- DIRECTIONS FOR THIS TASK
Please print the full listing exactly.

┌─ EXERCISE INPUTS

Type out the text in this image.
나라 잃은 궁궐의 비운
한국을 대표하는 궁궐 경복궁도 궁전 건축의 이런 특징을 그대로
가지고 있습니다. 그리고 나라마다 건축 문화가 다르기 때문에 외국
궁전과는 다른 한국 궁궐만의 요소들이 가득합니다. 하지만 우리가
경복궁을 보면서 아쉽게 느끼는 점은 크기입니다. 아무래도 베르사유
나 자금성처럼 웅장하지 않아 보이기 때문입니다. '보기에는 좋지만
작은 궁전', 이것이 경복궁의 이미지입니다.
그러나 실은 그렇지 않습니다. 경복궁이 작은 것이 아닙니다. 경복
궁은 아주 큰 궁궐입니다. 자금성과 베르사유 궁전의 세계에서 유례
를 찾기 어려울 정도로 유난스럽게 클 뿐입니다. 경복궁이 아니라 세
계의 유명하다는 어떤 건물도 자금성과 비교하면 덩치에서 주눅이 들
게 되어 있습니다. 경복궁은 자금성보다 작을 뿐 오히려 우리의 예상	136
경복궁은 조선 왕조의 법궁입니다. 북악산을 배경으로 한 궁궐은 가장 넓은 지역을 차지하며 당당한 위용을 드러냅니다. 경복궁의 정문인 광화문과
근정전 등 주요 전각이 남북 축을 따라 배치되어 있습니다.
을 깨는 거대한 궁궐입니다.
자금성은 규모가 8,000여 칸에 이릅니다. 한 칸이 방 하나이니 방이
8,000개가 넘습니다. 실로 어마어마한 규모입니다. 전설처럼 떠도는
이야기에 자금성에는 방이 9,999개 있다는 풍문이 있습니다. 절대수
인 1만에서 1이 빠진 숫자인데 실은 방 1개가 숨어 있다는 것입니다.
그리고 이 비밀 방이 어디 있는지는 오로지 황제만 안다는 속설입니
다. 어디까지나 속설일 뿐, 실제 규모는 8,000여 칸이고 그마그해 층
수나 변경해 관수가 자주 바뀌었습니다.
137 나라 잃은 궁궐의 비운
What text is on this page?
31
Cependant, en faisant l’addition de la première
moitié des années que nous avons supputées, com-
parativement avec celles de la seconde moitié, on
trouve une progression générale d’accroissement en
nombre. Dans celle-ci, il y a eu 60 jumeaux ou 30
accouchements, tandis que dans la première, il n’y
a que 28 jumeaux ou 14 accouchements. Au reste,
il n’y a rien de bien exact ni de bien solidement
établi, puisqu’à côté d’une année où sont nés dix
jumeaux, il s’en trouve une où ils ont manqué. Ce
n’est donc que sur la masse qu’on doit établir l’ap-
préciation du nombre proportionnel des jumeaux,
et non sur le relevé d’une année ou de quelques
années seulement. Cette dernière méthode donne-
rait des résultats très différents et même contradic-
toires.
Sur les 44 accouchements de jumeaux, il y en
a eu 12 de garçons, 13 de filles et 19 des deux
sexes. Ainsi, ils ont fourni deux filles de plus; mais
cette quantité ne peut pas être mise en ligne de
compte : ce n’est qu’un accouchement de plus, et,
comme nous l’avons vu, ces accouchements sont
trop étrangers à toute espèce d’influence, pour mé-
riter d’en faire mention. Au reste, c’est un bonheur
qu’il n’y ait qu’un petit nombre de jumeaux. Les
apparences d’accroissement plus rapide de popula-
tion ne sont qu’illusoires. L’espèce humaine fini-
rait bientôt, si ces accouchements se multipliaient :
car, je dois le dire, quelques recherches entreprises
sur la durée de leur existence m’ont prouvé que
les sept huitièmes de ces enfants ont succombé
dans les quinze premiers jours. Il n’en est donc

└─

- SOLUTION TO THE PROBLEM
Type out the text in this image.
나라 잃은 궁궐의 비운
한국을 대표하는 궁궐 경복궁도 궁전 건축의 이런 특징을 그대로
가지고 있습니다. 그리고 나라마다 건축 문화가 다르기 때문에 외국
궁전과는 다른 한국 궁궐만의 요소들이 가득합니다. 하지만 우리가
경복궁을 보면서 아쉽게 느끼는 점은 크기입니다. 아무래도 베르사유
나 자금성처럼 웅장하지 않아 보이기 때문입니다. '보기에는 좋지만
작은 궁전', 이것이 경복궁의 이미지입니다.
그러나 실은 그렇지 않습니다. 경복궁이 작은 것이 아닙니다. 경복
궁은 아주 큰 궁궐입니다. 자금성과 베르사유 궁전의 세계에서 유례
를 찾기 어려울 정도로 유난스럽게 클 뿐입니다. 경복궁이 아니라 세
계의 유명하다는 어떤 건물도 자금성과 비교하면 덩치에서 주눅이 들
게 되어 있습니다. 경복궁은 자금성보다 작을 뿐 오히려 우리의 예상	136
경복궁은 조선 왕조의 법궁입니다. 북악산을 배경으로 한 궁궐은 가장 넓은 지역을 차지하며 당당한 위용을 드러냅니다. 경복궁의 정문인 광화문과
근정전 등 주요 전각이 남북 축을 따라 배치되어 있습니다.
을 깨는 거대한 궁궐입니다.
자금성은 규모가 8,000여 칸에 이릅니다. 한 칸이 방 하나이니 방이
8,000개가 넘습니다. 실로 어마어마한 규모입니다. 전설처럼 떠도는
이야기에 자금성에는 방이 9,999개 있다는 풍문이 있습니다. 절대수
인 1만에서 1이 빠진 숫자인데 실은 방 1개가 숨어 있다는 것입니다.
그리고 이 비밀 방이 어디 있는지는 오로지 황제만 안다는 속설입니
다. 어디까지나 속설일 뿐, 실제 규모는 8,000여 칸이고 그마그해 층
수나 변경해 관수가 자주 바뀌었습니다.
137 나라 잃은 궁궐의 비운
What text is on this page?
31
Cependant, en faisant l’addition de la première
moitié des années que nous avons supputées, com-
parativement avec celles de la seconde moitié, on
trouve une progression générale d’accroissement en
nombre. Dans celle-ci, il y a eu 60 jumeaux ou 30
accouchements, tandis que dans la première, il n’y
a que 28 jumeaux ou 14 accouchements. Au reste,
il n’y a rien de bien exact ni de bien solidement
établi, puisqu’à côté d’une année où sont nés dix
jumeaux, il s’en trouve une où ils ont manqué. Ce
n’est donc que sur la masse qu’on doit établir l’ap-
préciation du nombre proportionnel des jumeaux,
et non sur le relevé d’une année ou de quelques
années seulement. Cette dernière méthode donne-
rait des résultats très différents et même contradic-
toires.
Sur les 44 accouchements de jumeaux, il y en
a eu 12 de garçons, 13 de filles et 19 des deux
sexes. Ainsi, ils ont fourni deux filles de plus; mais
cette quantité ne peut pas être mise en ligne de
compte : ce n’est qu’un accouchement de plus, et,
comme nous l’avons vu, ces accouchements sont
trop étrangers à toute espèce d’influence, pour mé-
riter d’en faire mention. Au reste, c’est un bonheur
qu’il n’y ait qu’un petit nombre de jumeaux. Les
apparences d’accroissement plus rapide de popula-
tion ne sont qu’illusoires. L’espèce humaine fini-
rait bientôt, si ces accouchements se multipliaient :
car, je dois le dire, quelques recherches entreprises
sur la durée de leur existence m’ont prouvé que
les sept huitièmes de ces enfants ont succombé
dans les quinze premiers jours. Il n’en est donc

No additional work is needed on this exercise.